## Begin DATA EXCERPTS

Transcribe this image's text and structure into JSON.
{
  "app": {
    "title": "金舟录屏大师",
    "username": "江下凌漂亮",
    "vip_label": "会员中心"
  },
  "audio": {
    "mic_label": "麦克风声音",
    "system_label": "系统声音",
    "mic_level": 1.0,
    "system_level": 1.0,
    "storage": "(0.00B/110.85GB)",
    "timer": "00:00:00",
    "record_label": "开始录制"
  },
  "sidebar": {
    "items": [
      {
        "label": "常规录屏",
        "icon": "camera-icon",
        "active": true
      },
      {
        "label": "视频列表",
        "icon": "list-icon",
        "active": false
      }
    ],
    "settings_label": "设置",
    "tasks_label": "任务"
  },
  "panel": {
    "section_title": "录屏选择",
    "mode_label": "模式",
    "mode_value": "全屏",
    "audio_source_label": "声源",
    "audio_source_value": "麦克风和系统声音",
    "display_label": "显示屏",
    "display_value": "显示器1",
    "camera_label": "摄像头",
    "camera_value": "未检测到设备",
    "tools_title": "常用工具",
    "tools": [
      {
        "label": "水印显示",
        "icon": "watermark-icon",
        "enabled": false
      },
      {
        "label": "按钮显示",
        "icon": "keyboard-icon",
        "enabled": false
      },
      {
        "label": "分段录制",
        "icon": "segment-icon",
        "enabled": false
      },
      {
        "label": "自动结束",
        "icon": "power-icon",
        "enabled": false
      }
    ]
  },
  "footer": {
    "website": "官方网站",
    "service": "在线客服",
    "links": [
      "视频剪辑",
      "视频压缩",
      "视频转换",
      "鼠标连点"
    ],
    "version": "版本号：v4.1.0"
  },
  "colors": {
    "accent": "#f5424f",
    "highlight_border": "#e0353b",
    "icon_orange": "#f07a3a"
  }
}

## End DATA EXCERPTS

Write out every record shown above, word for word.

## FINAL ANSWER
Transcribe this image's text and structure into JSON.
{
  "app": {
    "title": "金舟录屏大师",
    "username": "江下凌漂亮",
    "vip_label": "会员中心"
  },
  "audio": {
    "mic_label": "麦克风声音",
    "system_label": "系统声音",
    "mic_level": 1.0,
    "system_level": 1.0,
    "storage": "(0.00B/110.85GB)",
    "timer": "00:00:00",
    "record_label": "开始录制"
  },
  "sidebar": {
    "items": [
      {
        "label": "常规录屏",
        "icon": "camera-icon",
        "active": true
      },
      {
        "label": "视频列表",
        "icon": "list-icon",
        "active": false
      }
    ],
    "settings_label": "设置",
    "tasks_label": "任务"
  },
  "panel": {
    "section_title": "录屏选择",
    "mode_label": "模式",
    "mode_value": "全屏",
    "audio_source_label": "声源",
    "audio_source_value": "麦克风和系统声音",
    "display_label": "显示屏",
    "display_value": "显示器1",
    "camera_label": "摄像头",
    "camera_value": "未检测到设备",
    "tools_title": "常用工具",
    "tools": [
      {
        "label": "水印显示",
        "icon": "watermark-icon",
        "enabled": false
      },
      {
        "label": "按钮显示",
        "icon": "keyboard-icon",
        "enabled": false
      },
      {
        "label": "分段录制",
        "icon": "segment-icon",
        "enabled": false
      },
      {
        "label": "自动结束",
        "icon": "power-icon",
        "enabled": false
      }
    ]
  },
  "footer": {
    "website": "官方网站",
    "service": "在线客服",
    "links": [
      "视频剪辑",
      "视频压缩",
      "视频转换",
      "鼠标连点"
    ],
    "version": "版本号：v4.1.0"
  },
  "colors": {
    "accent": "#f5424f",
    "highlight_border": "#e0353b",
    "icon_orange": "#f07a3a"
  }
}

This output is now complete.